Given entries:
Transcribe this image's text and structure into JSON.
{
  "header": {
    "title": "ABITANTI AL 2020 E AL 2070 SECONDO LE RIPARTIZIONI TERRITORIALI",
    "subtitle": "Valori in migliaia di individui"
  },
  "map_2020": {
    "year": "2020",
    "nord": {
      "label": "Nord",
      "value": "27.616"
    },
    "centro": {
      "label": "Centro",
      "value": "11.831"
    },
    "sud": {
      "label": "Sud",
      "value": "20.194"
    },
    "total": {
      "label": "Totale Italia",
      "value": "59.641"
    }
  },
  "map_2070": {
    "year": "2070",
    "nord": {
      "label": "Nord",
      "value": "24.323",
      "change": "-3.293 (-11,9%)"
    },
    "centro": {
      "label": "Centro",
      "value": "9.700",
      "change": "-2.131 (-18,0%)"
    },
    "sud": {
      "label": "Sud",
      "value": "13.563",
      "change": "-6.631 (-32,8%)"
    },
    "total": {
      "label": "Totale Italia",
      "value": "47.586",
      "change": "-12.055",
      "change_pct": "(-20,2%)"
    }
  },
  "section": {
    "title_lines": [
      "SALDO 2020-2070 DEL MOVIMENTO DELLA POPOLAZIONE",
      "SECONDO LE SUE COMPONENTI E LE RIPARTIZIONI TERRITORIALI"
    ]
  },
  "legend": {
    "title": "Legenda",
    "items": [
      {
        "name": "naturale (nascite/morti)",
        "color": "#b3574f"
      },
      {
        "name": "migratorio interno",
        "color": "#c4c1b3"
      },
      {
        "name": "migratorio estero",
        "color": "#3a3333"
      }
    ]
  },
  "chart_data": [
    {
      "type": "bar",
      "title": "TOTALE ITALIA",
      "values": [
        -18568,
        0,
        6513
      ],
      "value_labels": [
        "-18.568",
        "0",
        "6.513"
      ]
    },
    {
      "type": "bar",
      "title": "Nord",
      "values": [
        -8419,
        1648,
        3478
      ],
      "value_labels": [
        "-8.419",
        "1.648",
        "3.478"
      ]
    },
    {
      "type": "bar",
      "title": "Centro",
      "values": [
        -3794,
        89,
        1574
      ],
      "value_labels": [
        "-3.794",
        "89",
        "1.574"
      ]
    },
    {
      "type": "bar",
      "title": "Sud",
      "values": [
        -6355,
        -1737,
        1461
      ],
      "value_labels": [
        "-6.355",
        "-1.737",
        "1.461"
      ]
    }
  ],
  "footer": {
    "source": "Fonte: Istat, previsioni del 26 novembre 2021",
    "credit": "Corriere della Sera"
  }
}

Task prompt:
Identify each line in the entries with the word "name" and copy it.

Solution to the problem:
        "name": "naturale (nascite/morti)",
        "name": "migratorio interno",
        "name": "migratorio estero",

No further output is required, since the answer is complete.